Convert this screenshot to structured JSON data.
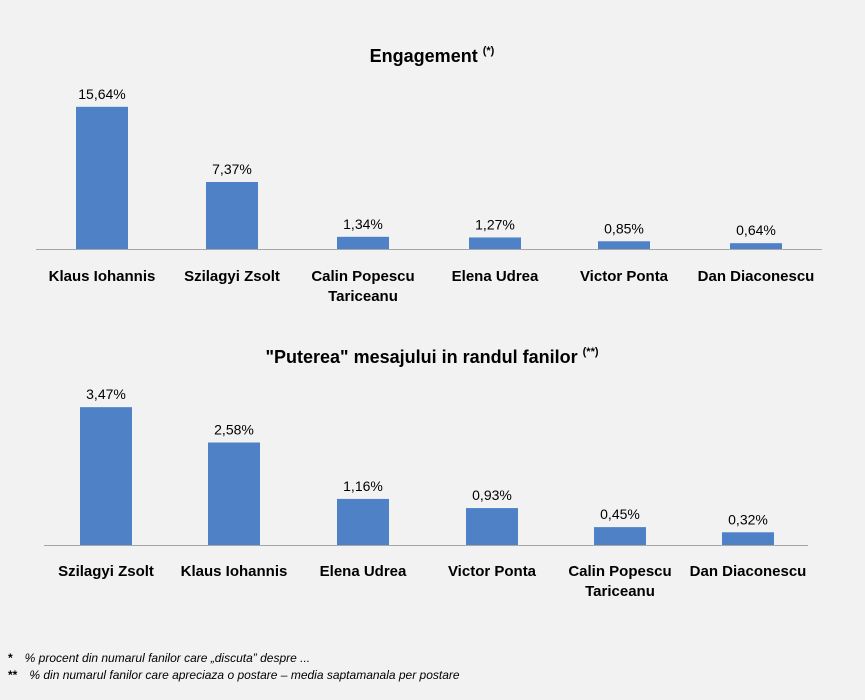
{
  "chart_data": [
    {
      "type": "bar",
      "title": "Engagement",
      "title_marker": "(*)",
      "categories": [
        "Klaus Iohannis",
        "Szilagyi Zsolt",
        "Calin Popescu Tariceanu",
        "Elena Udrea",
        "Victor Ponta",
        "Dan Diaconescu"
      ],
      "values": [
        15.64,
        7.37,
        1.34,
        1.27,
        0.85,
        0.64
      ],
      "data_labels": [
        "15,64%",
        "7,37%",
        "1,34%",
        "1,27%",
        "0,85%",
        "0,64%"
      ],
      "ylim": [
        0,
        16.5
      ],
      "grid": false,
      "bar_color": "#4f81c7"
    },
    {
      "type": "bar",
      "title": "\"Puterea\" mesajului in randul fanilor",
      "title_marker": "(**)",
      "categories": [
        "Szilagyi Zsolt",
        "Klaus Iohannis",
        "Elena Udrea",
        "Victor Ponta",
        "Calin Popescu Tariceanu",
        "Dan Diaconescu"
      ],
      "values": [
        3.47,
        2.58,
        1.16,
        0.93,
        0.45,
        0.32
      ],
      "data_labels": [
        "3,47%",
        "2,58%",
        "1,16%",
        "0,93%",
        "0,45%",
        "0,32%"
      ],
      "ylim": [
        0,
        3.65
      ],
      "grid": false,
      "bar_color": "#4f81c7"
    }
  ],
  "footnotes": [
    {
      "mark": "*",
      "text": "% procent din numarul fanilor care  „discuta” despre  ..."
    },
    {
      "mark": "**",
      "text": "% din numarul fanilor  care apreciaza o postare – media saptamanala  per postare"
    }
  ]
}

#####

- _STATED EXERCISE_:
Every entry must be reproduced exactly, with the images left out.

- _ANSWER TO THE PROBLEM_:
Convert this screenshot to structured JSON data.
{
  "chart_data": [
    {
      "type": "bar",
      "title": "Engagement",
      "title_marker": "(*)",
      "categories": [
        "Klaus Iohannis",
        "Szilagyi Zsolt",
        "Calin Popescu Tariceanu",
        "Elena Udrea",
        "Victor Ponta",
        "Dan Diaconescu"
      ],
      "values": [
        15.64,
        7.37,
        1.34,
        1.27,
        0.85,
        0.64
      ],
      "data_labels": [
        "15,64%",
        "7,37%",
        "1,34%",
        "1,27%",
        "0,85%",
        "0,64%"
      ],
      "ylim": [
        0,
        16.5
      ],
      "grid": false,
      "bar_color": "#4f81c7"
    },
    {
      "type": "bar",
      "title": "\"Puterea\" mesajului in randul fanilor",
      "title_marker": "(**)",
      "categories": [
        "Szilagyi Zsolt",
        "Klaus Iohannis",
        "Elena Udrea",
        "Victor Ponta",
        "Calin Popescu Tariceanu",
        "Dan Diaconescu"
      ],
      "values": [
        3.47,
        2.58,
        1.16,
        0.93,
        0.45,
        0.32
      ],
      "data_labels": [
        "3,47%",
        "2,58%",
        "1,16%",
        "0,93%",
        "0,45%",
        "0,32%"
      ],
      "ylim": [
        0,
        3.65
      ],
      "grid": false,
      "bar_color": "#4f81c7"
    }
  ],
  "footnotes": [
    {
      "mark": "*",
      "text": "% procent din numarul fanilor care  „discuta” despre  ..."
    },
    {
      "mark": "**",
      "text": "% din numarul fanilor  care apreciaza o postare – media saptamanala  per postare"
    }
  ]
}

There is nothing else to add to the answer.